Extracted data entries:
● ● ● ● ● ● ●
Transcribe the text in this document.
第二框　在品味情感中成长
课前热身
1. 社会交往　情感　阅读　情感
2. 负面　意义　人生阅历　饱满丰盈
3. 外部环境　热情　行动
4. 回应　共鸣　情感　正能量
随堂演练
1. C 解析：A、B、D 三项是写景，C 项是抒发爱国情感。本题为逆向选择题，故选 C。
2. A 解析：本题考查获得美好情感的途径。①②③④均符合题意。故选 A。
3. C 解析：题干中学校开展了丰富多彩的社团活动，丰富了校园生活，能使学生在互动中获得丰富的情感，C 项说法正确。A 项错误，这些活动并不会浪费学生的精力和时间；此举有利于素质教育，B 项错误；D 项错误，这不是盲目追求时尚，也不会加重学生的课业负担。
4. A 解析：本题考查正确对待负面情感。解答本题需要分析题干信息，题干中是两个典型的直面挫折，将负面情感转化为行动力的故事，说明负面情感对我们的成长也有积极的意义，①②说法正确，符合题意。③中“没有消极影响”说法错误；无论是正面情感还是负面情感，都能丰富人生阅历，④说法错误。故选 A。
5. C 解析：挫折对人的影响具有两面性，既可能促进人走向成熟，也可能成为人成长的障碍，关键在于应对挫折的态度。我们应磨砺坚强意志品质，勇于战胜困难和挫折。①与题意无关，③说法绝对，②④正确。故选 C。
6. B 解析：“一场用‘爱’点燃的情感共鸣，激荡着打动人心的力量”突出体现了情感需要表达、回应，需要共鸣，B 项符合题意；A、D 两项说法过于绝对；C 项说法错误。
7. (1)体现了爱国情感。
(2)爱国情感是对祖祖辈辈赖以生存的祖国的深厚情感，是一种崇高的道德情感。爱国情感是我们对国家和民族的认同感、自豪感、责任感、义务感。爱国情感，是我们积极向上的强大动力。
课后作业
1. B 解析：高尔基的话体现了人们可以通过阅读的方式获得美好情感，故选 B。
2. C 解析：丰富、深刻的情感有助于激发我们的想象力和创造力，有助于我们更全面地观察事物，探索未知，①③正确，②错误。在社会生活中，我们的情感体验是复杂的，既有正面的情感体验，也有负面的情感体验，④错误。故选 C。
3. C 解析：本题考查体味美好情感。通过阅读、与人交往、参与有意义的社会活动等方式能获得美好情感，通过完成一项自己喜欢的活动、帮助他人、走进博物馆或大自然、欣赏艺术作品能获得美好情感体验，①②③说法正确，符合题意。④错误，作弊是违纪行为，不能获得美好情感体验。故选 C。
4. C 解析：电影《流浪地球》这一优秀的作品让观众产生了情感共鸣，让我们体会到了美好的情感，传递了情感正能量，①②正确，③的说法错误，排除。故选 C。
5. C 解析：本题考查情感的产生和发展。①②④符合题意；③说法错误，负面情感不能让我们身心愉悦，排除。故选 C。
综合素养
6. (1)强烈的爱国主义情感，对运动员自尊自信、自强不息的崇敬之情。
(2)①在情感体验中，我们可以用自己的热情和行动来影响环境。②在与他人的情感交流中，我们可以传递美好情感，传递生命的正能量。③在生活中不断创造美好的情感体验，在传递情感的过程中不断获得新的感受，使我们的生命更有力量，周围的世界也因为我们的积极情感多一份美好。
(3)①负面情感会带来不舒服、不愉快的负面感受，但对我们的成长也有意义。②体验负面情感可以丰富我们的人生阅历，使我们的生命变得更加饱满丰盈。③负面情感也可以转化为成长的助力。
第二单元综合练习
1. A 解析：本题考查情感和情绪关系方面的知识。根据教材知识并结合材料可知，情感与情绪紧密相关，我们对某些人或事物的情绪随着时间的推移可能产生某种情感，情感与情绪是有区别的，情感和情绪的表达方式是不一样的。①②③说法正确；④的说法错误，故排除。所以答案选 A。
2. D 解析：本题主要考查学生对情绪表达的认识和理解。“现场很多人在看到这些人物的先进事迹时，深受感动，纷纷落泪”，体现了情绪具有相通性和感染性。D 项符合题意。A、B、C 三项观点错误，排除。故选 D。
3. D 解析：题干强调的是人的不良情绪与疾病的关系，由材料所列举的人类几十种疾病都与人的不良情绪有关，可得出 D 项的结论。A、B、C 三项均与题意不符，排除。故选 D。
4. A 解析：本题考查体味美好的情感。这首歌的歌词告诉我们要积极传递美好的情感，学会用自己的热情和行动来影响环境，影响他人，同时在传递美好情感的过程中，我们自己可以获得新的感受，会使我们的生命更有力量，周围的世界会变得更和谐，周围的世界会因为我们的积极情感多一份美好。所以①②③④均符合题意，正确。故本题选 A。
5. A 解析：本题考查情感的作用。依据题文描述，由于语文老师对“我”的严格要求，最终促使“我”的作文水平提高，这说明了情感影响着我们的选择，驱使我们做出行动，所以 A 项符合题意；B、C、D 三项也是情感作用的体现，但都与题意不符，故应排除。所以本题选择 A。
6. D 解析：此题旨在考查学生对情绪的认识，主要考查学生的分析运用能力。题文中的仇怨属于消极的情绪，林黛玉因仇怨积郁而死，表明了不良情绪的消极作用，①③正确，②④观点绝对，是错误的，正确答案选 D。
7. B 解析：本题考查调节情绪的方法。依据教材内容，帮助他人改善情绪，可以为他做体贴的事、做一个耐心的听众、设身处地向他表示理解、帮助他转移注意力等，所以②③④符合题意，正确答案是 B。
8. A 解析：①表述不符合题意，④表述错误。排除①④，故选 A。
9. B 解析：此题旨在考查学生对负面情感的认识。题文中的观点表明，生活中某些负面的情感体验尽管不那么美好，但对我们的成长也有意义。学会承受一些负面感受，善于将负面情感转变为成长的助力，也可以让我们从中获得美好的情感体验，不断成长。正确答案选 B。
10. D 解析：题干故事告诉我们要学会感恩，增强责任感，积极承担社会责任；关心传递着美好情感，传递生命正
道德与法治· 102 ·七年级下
● ● ● ● ● ● ●
- Aim of the task
Of the lines in this listing, how many contain "①③正确"? Reply with the number and nothing more.

- Complete answer
2